------ Data records ------
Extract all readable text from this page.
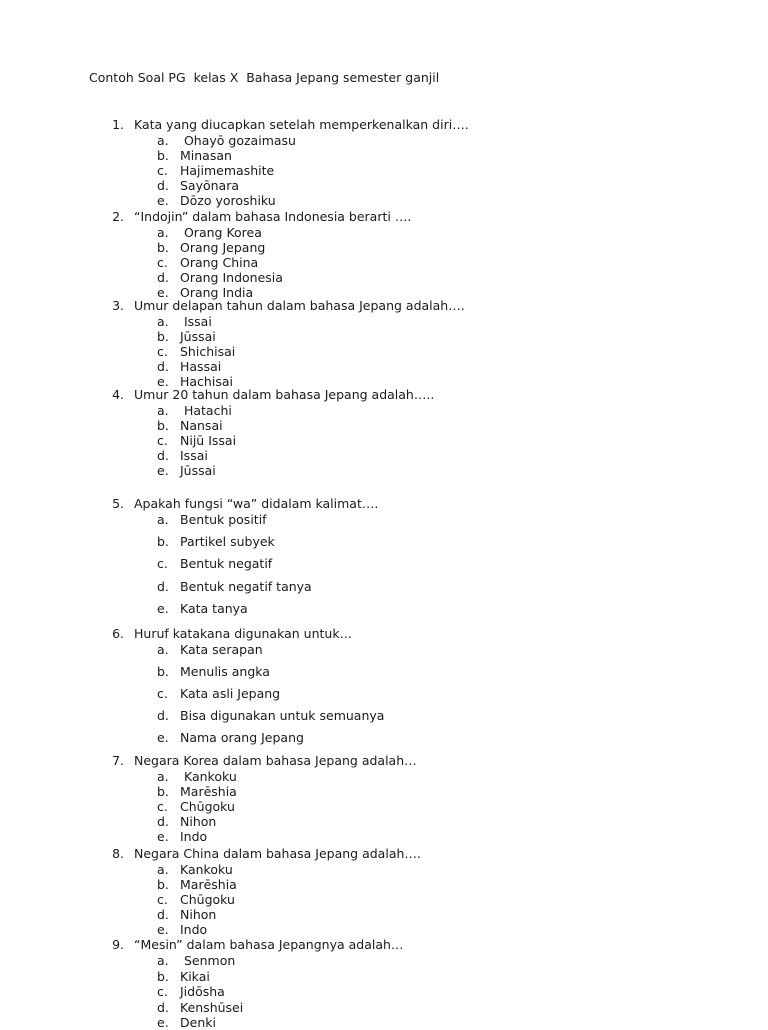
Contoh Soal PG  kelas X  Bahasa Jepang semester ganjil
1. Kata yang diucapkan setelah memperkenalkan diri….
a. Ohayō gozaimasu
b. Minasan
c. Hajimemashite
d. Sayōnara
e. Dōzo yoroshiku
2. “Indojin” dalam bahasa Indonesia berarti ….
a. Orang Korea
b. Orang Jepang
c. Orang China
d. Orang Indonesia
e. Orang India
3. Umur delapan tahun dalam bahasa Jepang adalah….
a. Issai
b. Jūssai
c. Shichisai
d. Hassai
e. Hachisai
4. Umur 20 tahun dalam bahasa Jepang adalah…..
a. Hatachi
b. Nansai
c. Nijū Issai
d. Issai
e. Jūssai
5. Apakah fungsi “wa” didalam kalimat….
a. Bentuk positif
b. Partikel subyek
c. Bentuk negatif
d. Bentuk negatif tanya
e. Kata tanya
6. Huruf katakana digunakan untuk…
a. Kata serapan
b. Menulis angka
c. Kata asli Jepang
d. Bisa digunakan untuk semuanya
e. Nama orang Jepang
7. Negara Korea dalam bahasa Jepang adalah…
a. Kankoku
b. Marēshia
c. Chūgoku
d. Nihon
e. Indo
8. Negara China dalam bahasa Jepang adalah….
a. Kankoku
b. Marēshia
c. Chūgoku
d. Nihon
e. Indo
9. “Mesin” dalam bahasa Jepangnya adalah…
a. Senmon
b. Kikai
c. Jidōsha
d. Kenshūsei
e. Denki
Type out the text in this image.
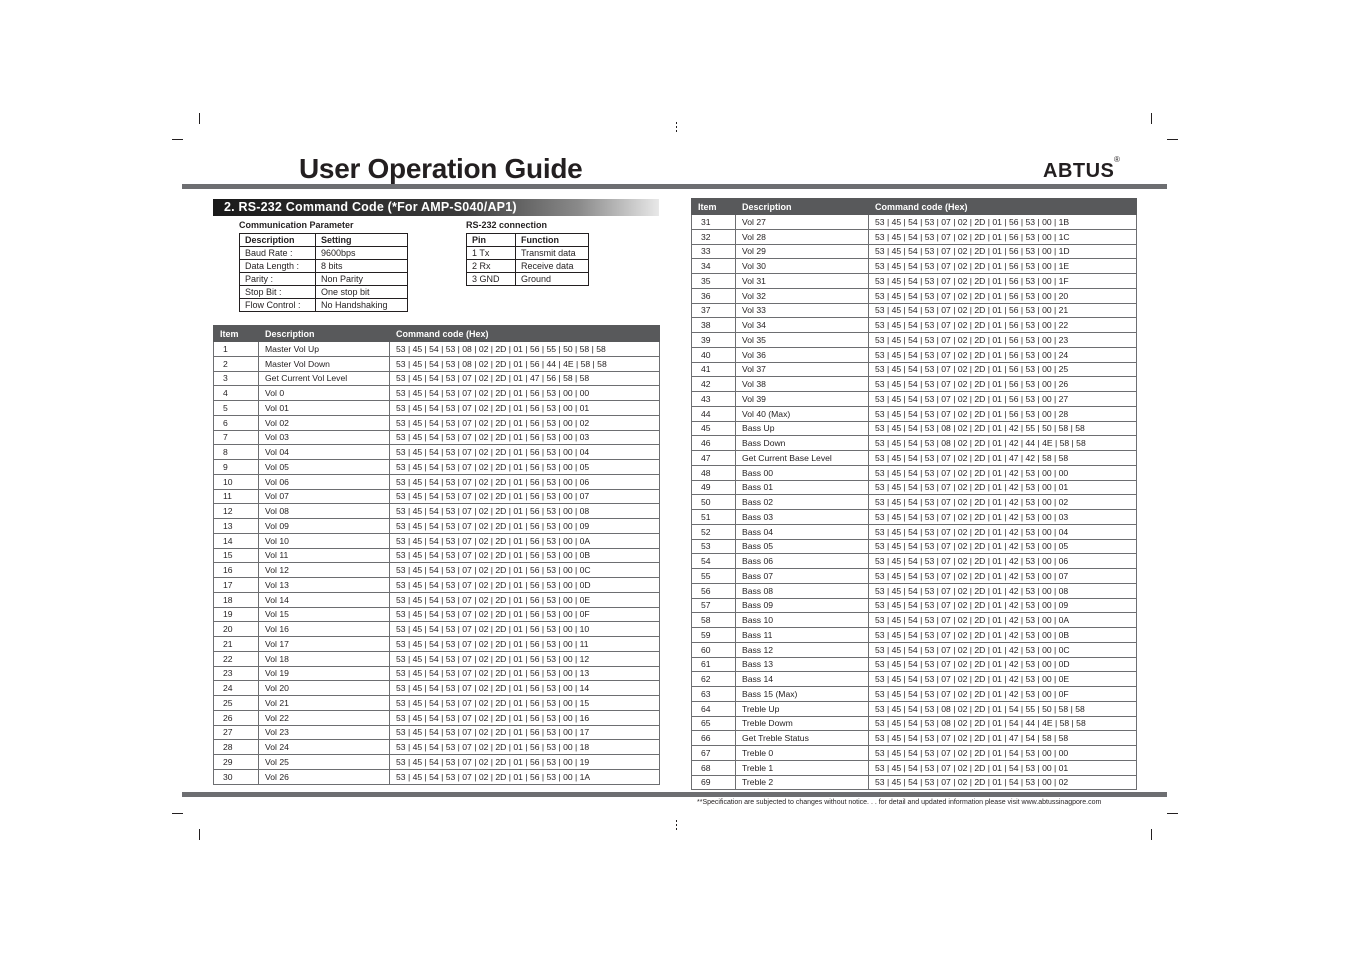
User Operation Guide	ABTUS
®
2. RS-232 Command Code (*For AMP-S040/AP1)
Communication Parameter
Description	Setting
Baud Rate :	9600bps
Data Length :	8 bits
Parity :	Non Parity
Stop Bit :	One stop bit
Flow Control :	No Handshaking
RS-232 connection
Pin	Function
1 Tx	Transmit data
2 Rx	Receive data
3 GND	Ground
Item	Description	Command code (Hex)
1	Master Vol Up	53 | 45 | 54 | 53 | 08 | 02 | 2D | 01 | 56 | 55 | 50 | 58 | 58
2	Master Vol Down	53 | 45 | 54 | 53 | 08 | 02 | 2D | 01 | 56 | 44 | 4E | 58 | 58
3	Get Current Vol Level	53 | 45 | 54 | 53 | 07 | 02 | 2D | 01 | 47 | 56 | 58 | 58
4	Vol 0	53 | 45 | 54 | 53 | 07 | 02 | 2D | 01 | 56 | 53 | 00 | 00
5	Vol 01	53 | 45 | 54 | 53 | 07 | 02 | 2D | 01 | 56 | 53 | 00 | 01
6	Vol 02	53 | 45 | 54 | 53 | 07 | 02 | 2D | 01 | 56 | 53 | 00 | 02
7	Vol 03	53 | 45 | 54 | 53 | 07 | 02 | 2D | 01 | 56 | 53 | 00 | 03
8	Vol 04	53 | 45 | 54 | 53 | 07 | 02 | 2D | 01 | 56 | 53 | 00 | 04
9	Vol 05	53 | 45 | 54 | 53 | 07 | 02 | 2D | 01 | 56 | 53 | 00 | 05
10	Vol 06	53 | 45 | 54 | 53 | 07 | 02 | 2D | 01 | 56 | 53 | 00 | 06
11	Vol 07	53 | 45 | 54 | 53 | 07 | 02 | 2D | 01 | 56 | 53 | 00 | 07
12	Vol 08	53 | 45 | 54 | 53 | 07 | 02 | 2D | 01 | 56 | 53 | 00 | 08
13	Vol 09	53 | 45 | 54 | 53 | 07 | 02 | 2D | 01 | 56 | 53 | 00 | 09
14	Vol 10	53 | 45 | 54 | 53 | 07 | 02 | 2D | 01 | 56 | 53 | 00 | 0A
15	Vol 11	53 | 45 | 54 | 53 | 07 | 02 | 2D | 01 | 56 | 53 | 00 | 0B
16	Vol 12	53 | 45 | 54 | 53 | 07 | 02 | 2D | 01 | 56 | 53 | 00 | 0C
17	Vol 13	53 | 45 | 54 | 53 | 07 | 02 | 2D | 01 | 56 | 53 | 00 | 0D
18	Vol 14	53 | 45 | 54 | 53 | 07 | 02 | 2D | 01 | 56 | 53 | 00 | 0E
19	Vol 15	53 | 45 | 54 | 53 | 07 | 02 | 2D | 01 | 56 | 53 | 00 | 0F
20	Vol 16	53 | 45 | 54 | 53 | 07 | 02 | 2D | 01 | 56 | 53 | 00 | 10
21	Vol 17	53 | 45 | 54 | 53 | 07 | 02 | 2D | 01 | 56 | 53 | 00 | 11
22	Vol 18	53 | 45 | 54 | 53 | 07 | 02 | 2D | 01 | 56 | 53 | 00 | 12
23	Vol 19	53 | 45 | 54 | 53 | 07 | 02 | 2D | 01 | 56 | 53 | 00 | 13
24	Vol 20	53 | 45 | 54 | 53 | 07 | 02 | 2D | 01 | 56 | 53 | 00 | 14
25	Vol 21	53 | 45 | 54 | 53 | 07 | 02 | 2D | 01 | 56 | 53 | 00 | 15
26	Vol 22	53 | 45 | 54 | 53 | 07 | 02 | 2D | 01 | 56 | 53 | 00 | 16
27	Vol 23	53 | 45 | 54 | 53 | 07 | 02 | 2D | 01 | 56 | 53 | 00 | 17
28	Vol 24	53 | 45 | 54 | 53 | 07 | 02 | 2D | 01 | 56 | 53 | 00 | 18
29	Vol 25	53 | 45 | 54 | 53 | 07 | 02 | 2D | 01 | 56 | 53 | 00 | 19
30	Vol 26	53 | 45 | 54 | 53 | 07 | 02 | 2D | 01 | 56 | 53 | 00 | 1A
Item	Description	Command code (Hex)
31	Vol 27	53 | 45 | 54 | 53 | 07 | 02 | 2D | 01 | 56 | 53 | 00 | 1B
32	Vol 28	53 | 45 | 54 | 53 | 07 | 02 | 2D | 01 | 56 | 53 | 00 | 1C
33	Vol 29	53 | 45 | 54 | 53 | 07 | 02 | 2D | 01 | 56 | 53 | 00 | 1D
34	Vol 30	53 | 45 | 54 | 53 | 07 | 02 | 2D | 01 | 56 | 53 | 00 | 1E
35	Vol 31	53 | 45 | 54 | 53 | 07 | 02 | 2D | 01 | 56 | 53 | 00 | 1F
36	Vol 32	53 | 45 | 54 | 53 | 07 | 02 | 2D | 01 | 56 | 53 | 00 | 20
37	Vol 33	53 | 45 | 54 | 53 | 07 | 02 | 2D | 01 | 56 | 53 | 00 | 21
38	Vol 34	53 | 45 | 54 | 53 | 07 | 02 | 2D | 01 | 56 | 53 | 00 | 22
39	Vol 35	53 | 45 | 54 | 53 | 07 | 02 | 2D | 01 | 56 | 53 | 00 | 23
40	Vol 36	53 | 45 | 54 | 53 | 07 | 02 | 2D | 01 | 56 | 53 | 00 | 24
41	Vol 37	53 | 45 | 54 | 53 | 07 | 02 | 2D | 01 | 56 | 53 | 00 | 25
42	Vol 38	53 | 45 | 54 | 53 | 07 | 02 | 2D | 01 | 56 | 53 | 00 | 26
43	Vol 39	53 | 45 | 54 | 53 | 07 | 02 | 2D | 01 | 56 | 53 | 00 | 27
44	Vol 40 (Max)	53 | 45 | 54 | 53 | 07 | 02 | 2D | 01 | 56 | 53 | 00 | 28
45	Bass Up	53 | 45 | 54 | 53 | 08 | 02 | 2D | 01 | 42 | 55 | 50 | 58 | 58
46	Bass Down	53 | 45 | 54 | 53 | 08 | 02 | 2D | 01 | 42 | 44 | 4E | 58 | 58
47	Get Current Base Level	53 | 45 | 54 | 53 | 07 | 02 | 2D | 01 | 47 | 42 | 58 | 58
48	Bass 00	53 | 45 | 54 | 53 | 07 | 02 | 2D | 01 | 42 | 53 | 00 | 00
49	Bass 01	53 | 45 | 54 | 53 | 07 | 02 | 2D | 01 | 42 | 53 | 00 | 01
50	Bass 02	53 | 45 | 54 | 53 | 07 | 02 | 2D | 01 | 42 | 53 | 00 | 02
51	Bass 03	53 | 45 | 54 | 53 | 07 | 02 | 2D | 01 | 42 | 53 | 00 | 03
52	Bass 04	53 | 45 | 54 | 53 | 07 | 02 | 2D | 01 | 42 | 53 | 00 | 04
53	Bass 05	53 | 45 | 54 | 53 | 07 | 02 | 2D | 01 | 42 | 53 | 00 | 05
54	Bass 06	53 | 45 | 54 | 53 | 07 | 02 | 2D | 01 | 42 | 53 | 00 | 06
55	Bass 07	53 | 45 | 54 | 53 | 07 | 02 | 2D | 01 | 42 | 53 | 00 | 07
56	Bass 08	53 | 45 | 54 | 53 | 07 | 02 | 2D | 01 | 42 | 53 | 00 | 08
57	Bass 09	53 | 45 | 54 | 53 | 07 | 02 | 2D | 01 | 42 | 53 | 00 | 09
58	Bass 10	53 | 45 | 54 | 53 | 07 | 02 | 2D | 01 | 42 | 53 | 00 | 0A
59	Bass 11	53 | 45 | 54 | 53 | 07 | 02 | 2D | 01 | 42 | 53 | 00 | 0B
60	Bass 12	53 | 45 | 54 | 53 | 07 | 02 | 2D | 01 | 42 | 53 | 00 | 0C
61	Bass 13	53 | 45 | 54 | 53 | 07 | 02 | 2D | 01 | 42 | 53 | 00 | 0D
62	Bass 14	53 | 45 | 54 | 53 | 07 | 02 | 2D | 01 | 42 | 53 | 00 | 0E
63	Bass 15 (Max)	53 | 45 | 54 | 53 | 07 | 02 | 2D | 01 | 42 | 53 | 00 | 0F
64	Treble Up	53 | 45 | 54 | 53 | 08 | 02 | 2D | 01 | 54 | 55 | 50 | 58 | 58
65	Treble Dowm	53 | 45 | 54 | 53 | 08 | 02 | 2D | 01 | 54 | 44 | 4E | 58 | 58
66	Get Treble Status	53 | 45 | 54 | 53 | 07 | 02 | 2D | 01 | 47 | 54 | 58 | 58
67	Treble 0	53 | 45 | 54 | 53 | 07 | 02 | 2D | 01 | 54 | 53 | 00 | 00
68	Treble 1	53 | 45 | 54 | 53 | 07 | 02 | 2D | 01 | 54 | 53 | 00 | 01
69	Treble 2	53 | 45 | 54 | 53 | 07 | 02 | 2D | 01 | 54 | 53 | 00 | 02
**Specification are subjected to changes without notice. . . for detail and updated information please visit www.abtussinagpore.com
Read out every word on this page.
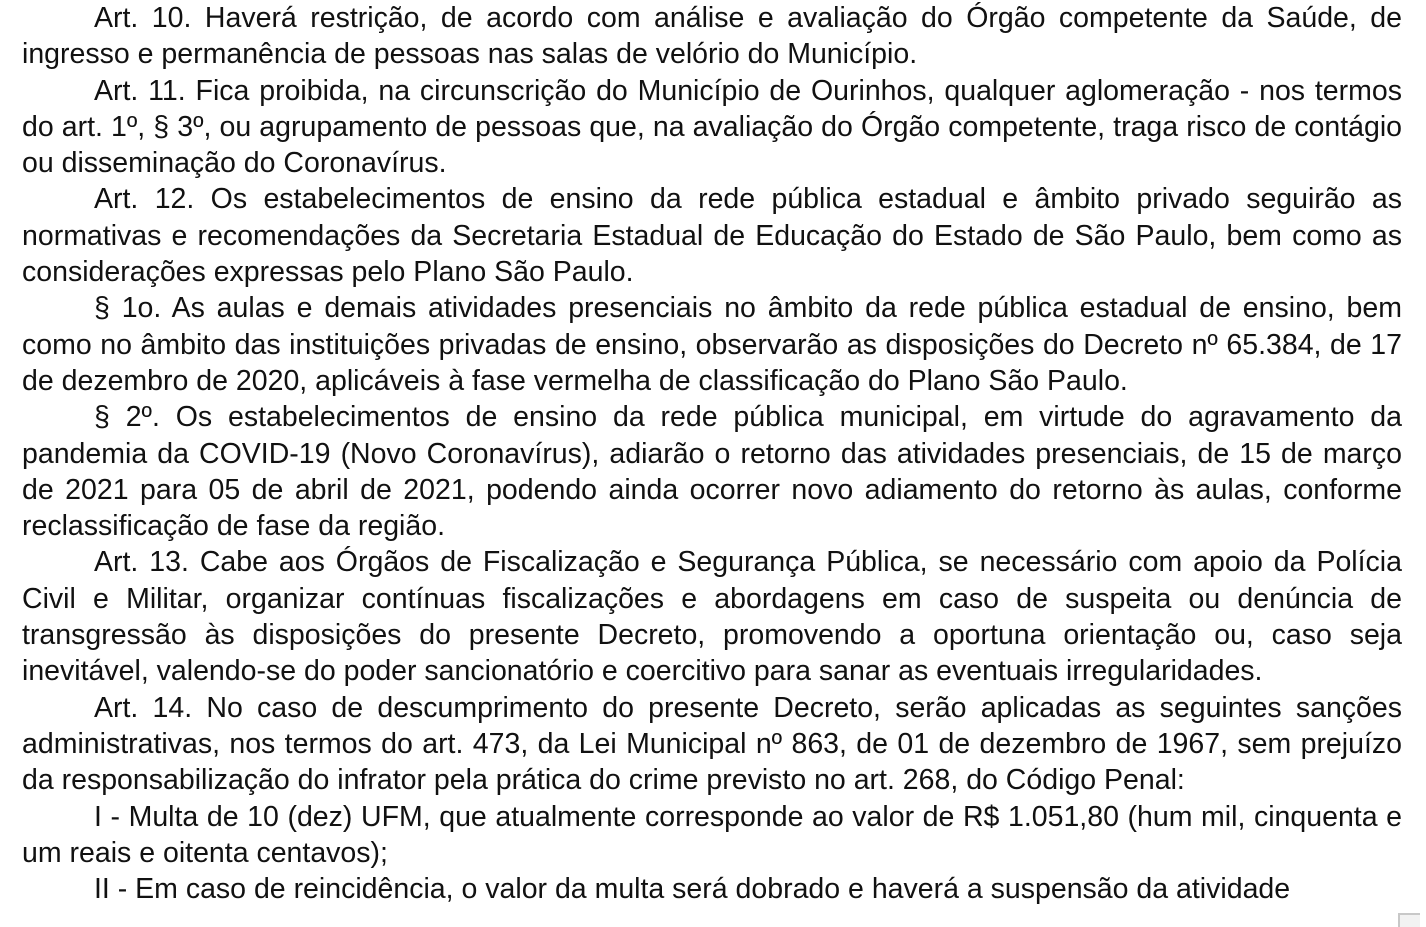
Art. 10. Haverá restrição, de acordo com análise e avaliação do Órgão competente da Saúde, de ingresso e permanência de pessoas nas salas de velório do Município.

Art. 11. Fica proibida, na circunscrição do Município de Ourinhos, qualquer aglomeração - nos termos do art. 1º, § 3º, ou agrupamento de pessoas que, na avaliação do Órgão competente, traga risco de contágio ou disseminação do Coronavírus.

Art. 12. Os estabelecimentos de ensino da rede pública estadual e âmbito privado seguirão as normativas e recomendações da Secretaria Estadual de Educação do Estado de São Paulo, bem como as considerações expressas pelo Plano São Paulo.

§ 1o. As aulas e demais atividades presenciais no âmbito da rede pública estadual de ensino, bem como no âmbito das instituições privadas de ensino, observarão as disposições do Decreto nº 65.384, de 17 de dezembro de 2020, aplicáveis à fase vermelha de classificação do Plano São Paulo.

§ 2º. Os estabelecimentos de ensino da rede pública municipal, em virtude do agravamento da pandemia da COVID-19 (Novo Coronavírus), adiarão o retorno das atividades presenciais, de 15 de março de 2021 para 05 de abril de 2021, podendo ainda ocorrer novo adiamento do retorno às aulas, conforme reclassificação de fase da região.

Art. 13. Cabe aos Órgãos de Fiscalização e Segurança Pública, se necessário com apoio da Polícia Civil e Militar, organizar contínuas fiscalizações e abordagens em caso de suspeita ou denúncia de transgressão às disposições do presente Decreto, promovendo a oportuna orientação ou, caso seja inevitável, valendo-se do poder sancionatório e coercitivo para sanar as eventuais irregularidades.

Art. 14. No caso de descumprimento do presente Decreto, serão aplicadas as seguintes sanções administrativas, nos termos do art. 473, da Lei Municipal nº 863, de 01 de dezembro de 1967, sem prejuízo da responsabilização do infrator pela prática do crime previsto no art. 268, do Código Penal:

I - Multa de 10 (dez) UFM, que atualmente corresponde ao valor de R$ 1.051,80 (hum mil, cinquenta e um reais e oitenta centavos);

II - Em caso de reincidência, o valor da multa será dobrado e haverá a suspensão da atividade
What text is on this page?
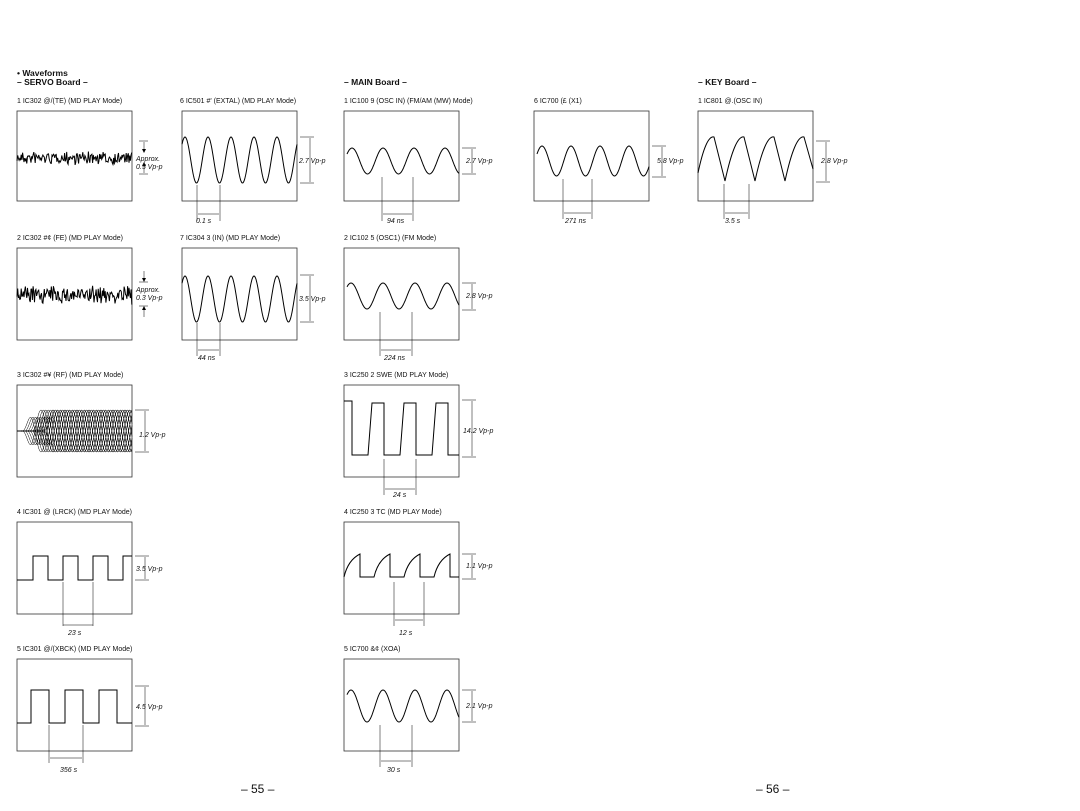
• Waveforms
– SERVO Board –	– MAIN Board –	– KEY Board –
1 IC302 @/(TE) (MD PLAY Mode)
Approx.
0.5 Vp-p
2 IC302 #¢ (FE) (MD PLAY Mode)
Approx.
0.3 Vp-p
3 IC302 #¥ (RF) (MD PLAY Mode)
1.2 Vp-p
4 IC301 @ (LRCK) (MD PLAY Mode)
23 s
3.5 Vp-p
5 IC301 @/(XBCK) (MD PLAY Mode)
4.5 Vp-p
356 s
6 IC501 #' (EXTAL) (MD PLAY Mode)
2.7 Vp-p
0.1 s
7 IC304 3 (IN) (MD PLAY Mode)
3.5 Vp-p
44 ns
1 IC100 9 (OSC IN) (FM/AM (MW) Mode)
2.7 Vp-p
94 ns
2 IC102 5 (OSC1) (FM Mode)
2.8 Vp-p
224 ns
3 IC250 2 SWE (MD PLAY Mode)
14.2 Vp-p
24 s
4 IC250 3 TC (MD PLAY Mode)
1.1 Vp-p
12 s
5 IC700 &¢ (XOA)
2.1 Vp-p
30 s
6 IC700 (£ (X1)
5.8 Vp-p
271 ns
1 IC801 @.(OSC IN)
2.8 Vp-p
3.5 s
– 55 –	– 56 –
------
Where a line contains the string "atividades", extract that line.

§ 1o. As aulas e demais atividades presenciais no âmbito da rede pública estadual de ensino, bem como no âmbito das instituições privadas de ensino, observarão as disposições do Decreto nº 65.384, de 17 de dezembro de 2020, aplicáveis à fase vermelha de classificação do Plano São Paulo.
§ 2º. Os estabelecimentos de ensino da rede pública municipal, em virtude do agravamento da pandemia da COVID-19 (Novo Coronavírus), adiarão o retorno das atividades presenciais, de 15 de março de 2021 para 05 de abril de 2021, podendo ainda ocorrer novo adiamento do retorno às aulas, conforme reclassificação de fase da região.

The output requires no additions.